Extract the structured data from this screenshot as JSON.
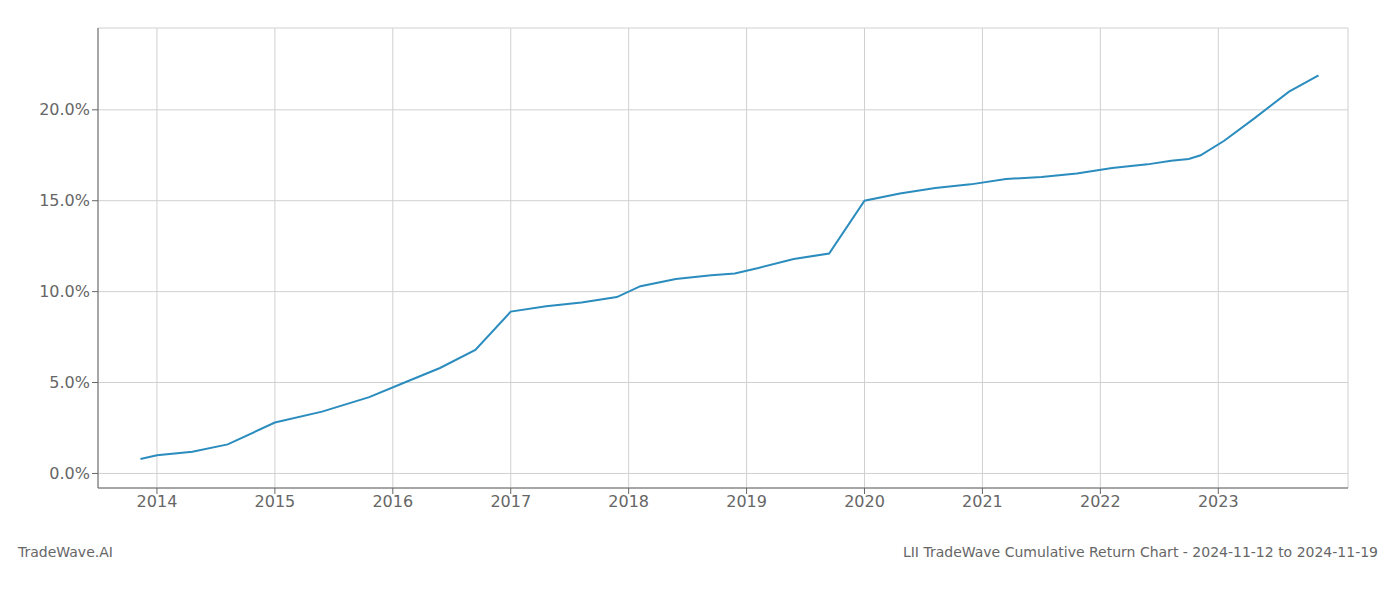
{
  "chart_data": {
    "type": "line",
    "title": "LII TradeWave Cumulative Return Chart - 2024-11-12 to 2024-11-19",
    "annotations": [
      "TradeWave.AI"
    ],
    "x": [
      2013.86,
      2014.0,
      2014.3,
      2014.6,
      2015.0,
      2015.4,
      2015.8,
      2016.1,
      2016.4,
      2016.7,
      2017.0,
      2017.3,
      2017.6,
      2017.9,
      2018.1,
      2018.4,
      2018.7,
      2018.9,
      2019.1,
      2019.4,
      2019.7,
      2020.0,
      2020.3,
      2020.6,
      2020.9,
      2021.2,
      2021.5,
      2021.8,
      2022.1,
      2022.4,
      2022.6,
      2022.75,
      2022.85,
      2023.05,
      2023.3,
      2023.6,
      2023.85
    ],
    "values": [
      0.008,
      0.01,
      0.012,
      0.016,
      0.028,
      0.034,
      0.042,
      0.05,
      0.058,
      0.068,
      0.089,
      0.092,
      0.094,
      0.097,
      0.103,
      0.107,
      0.109,
      0.11,
      0.113,
      0.118,
      0.121,
      0.15,
      0.154,
      0.157,
      0.159,
      0.162,
      0.163,
      0.165,
      0.168,
      0.17,
      0.172,
      0.173,
      0.175,
      0.183,
      0.195,
      0.21,
      0.219
    ],
    "color": "#2b8cbe",
    "xlim": [
      2013.5,
      2024.1
    ],
    "ylim": [
      -0.008,
      0.245
    ],
    "xticks": [
      2014,
      2015,
      2016,
      2017,
      2018,
      2019,
      2020,
      2021,
      2022,
      2023
    ],
    "yticks": [
      {
        "value": 0.0,
        "label": "0.0%"
      },
      {
        "value": 0.05,
        "label": "5.0%"
      },
      {
        "value": 0.1,
        "label": "10.0%"
      },
      {
        "value": 0.15,
        "label": "15.0%"
      },
      {
        "value": 0.2,
        "label": "20.0%"
      }
    ],
    "grid": true
  }
}
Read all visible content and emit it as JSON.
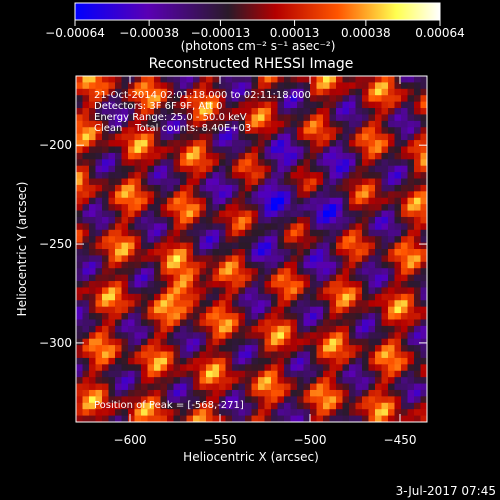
{
  "chart_data": {
    "type": "heatmap",
    "title": "Reconstructed RHESSI Image",
    "xlabel": "Heliocentric X (arcsec)",
    "ylabel": "Heliocentric Y (arcsec)",
    "xlim": [
      -630,
      -435
    ],
    "ylim": [
      -340,
      -165
    ],
    "x_ticks": [
      -600,
      -550,
      -500,
      -450
    ],
    "x_tick_labels": [
      "−600",
      "−550",
      "−500",
      "−450"
    ],
    "y_ticks": [
      -200,
      -250,
      -300
    ],
    "y_tick_labels": [
      "−200",
      "−250",
      "−300"
    ],
    "colorbar": {
      "min": -0.00064,
      "max": 0.00064,
      "ticks": [
        -0.00064,
        -0.00038,
        -0.00013,
        0.00013,
        0.00038,
        0.00064
      ],
      "tick_labels": [
        "−0.00064",
        "−0.00038",
        "−0.00013",
        "0.00013",
        "0.00038",
        "0.00064"
      ],
      "unit_label": "(photons cm⁻² s⁻¹ asec⁻²)",
      "colors": [
        "#0000ff",
        "#5a00b4",
        "#2a1a2a",
        "#b40000",
        "#ff5500",
        "#ffff50",
        "#ffffff"
      ]
    },
    "annotations": [
      "21-Oct-2014 02:01:18.000 to 02:11:18.000",
      "Detectors: 3F 6F 9F, Att 0",
      "Energy Range: 25.0 - 50.0 keV",
      "Clean    Total counts: 8.40E+03"
    ],
    "peak_label": "Position of Peak = [-568,-271]",
    "peak": {
      "x": -568,
      "y": -271
    },
    "grid": false
  },
  "footer": {
    "timestamp": "3-Jul-2017 07:45"
  }
}
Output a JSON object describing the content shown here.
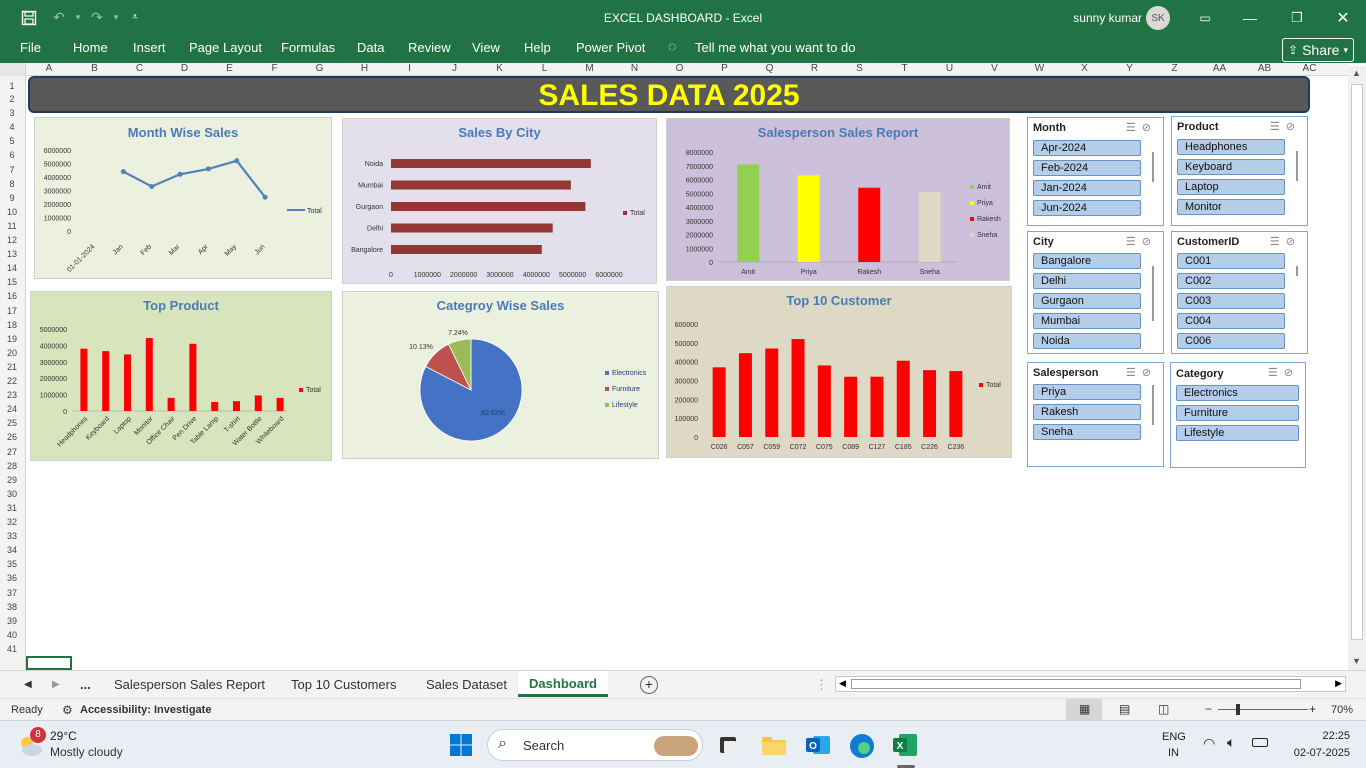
{
  "window": {
    "title": "EXCEL DASHBOARD  -  Excel",
    "user": "sunny kumar",
    "initials": "SK"
  },
  "ribbon": {
    "tabs": [
      "File",
      "Home",
      "Insert",
      "Page Layout",
      "Formulas",
      "Data",
      "Review",
      "View",
      "Help",
      "Power Pivot"
    ],
    "tell_me": "Tell me what you want to do",
    "share": "Share"
  },
  "columns": [
    "A",
    "B",
    "C",
    "D",
    "E",
    "F",
    "G",
    "H",
    "I",
    "J",
    "K",
    "L",
    "M",
    "N",
    "O",
    "P",
    "Q",
    "R",
    "S",
    "T",
    "U",
    "V",
    "W",
    "X",
    "Y",
    "Z",
    "AA",
    "AB",
    "AC"
  ],
  "rows": [
    "1",
    "2",
    "3",
    "4",
    "5",
    "6",
    "7",
    "8",
    "9",
    "10",
    "11",
    "12",
    "13",
    "14",
    "15",
    "16",
    "17",
    "18",
    "19",
    "20",
    "21",
    "22",
    "23",
    "24",
    "25",
    "26",
    "27",
    "28",
    "29",
    "30",
    "31",
    "32",
    "33",
    "34",
    "35",
    "36",
    "37",
    "38",
    "39",
    "40",
    "41"
  ],
  "banner": "SALES DATA 2025",
  "colors": {
    "excel_green": "#217346",
    "bar_red": "#ff0000",
    "city_bar": "#943634",
    "line_blue": "#4f81bd"
  },
  "chart_data": [
    {
      "id": "month",
      "type": "line",
      "title": "Month Wise Sales",
      "categories": [
        "01-01-2024",
        "Jan",
        "Feb",
        "Mar",
        "Apr",
        "May",
        "Jun"
      ],
      "values": [
        null,
        4400000,
        3300000,
        4200000,
        4600000,
        5200000,
        2500000
      ],
      "yticks": [
        "6000000",
        "5000000",
        "4000000",
        "3000000",
        "2000000",
        "1000000",
        "0"
      ],
      "ylim": [
        0,
        6000000
      ],
      "legend": [
        "Total"
      ]
    },
    {
      "id": "city",
      "type": "bar",
      "title": "Sales By City",
      "categories": [
        "Noida",
        "Mumbai",
        "Gurgaon",
        "Delhi",
        "Bangalore"
      ],
      "values": [
        5500000,
        4950000,
        5350000,
        4450000,
        4150000
      ],
      "xticks": [
        "0",
        "1000000",
        "2000000",
        "3000000",
        "4000000",
        "5000000",
        "6000000"
      ],
      "xlim": [
        0,
        6000000
      ],
      "legend": [
        "Total"
      ]
    },
    {
      "id": "salesperson",
      "type": "bar",
      "title": "Salesperson Sales Report",
      "categories": [
        "Amit",
        "Priya",
        "Rakesh",
        "Sneha"
      ],
      "values": [
        7100000,
        6300000,
        5400000,
        5100000
      ],
      "colors": [
        "#92d050",
        "#ffff00",
        "#ff0000",
        "#ddd9c4"
      ],
      "yticks": [
        "8000000",
        "7000000",
        "6000000",
        "5000000",
        "4000000",
        "3000000",
        "2000000",
        "1000000",
        "0"
      ],
      "ylim": [
        0,
        8000000
      ],
      "legend": [
        "Amit",
        "Priya",
        "Rakesh",
        "Sneha"
      ]
    },
    {
      "id": "product",
      "type": "bar",
      "title": "Top Product",
      "categories": [
        "Headphones",
        "Keyboard",
        "Laptop",
        "Monitor",
        "Office Chair",
        "Pen Drive",
        "Table Lamp",
        "T-shirt",
        "Water Bottle",
        "Whiteboard"
      ],
      "values": [
        3800000,
        3650000,
        3450000,
        4450000,
        800000,
        4100000,
        550000,
        600000,
        950000,
        800000
      ],
      "yticks": [
        "5000000",
        "4000000",
        "3000000",
        "2000000",
        "1000000",
        "0"
      ],
      "ylim": [
        0,
        5000000
      ],
      "legend": [
        "Total"
      ]
    },
    {
      "id": "category",
      "type": "pie",
      "title": "Categroy Wise Sales",
      "labels": [
        "Electronics",
        "Furniture",
        "Lifestyle"
      ],
      "values": [
        82.62,
        10.13,
        7.24
      ],
      "data_labels": [
        "82.62%",
        "10.13%",
        "7.24%"
      ],
      "colors": [
        "#4472c4",
        "#c0504d",
        "#9bbb59"
      ]
    },
    {
      "id": "customer",
      "type": "bar",
      "title": "Top 10 Customer",
      "categories": [
        "C026",
        "C057",
        "C059",
        "C072",
        "C075",
        "C089",
        "C127",
        "C185",
        "C226",
        "C236"
      ],
      "values": [
        370000,
        445000,
        470000,
        520000,
        380000,
        320000,
        320000,
        405000,
        355000,
        350000
      ],
      "yticks": [
        "600000",
        "500000",
        "400000",
        "300000",
        "200000",
        "100000",
        "0"
      ],
      "ylim": [
        0,
        600000
      ],
      "legend": [
        "Total"
      ]
    }
  ],
  "slicers": {
    "month": {
      "title": "Month",
      "items": [
        "Apr-2024",
        "Feb-2024",
        "Jan-2024",
        "Jun-2024"
      ]
    },
    "product": {
      "title": "Product",
      "items": [
        "Headphones",
        "Keyboard",
        "Laptop",
        "Monitor"
      ]
    },
    "city": {
      "title": "City",
      "items": [
        "Bangalore",
        "Delhi",
        "Gurgaon",
        "Mumbai",
        "Noida"
      ]
    },
    "customer": {
      "title": "CustomerID",
      "items": [
        "C001",
        "C002",
        "C003",
        "C004",
        "C006"
      ]
    },
    "salesperson": {
      "title": "Salesperson",
      "items": [
        "Priya",
        "Rakesh",
        "Sneha"
      ]
    },
    "category": {
      "title": "Category",
      "items": [
        "Electronics",
        "Furniture",
        "Lifestyle"
      ]
    }
  },
  "sheets": {
    "more": "...",
    "tabs": [
      "Salesperson Sales Report",
      "Top 10 Customers",
      "Sales Dataset",
      "Dashboard"
    ],
    "active": "Dashboard"
  },
  "status": {
    "ready": "Ready",
    "accessibility": "Accessibility: Investigate",
    "zoom": "70%"
  },
  "taskbar": {
    "temp": "29°C",
    "weather": "Mostly cloudy",
    "badge": "8",
    "search": "Search",
    "lang1": "ENG",
    "lang2": "IN",
    "time": "22:25",
    "date": "02-07-2025"
  }
}
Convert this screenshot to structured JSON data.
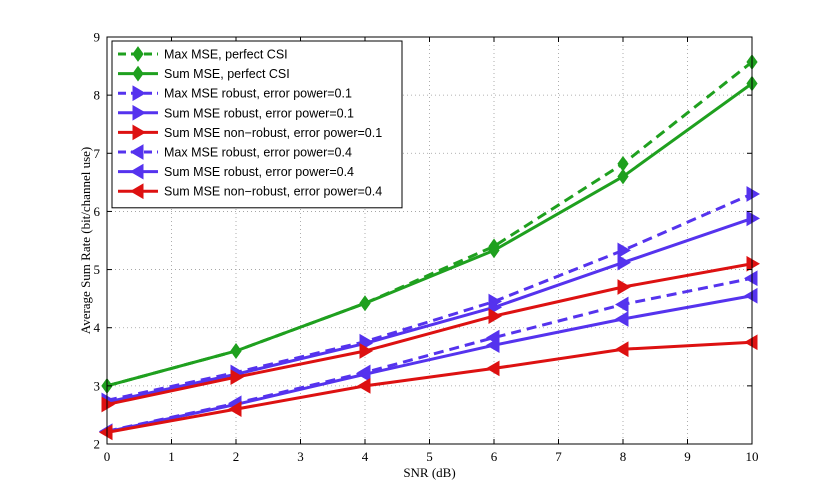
------------------------------------------------------------
## SET EXERCISE:
Show every line above in which the word "this" occurs.

## EXERCISE RESULT:
Extract the structured data from this screenshot as JSON.
Convert this screenshot to structured JSON data.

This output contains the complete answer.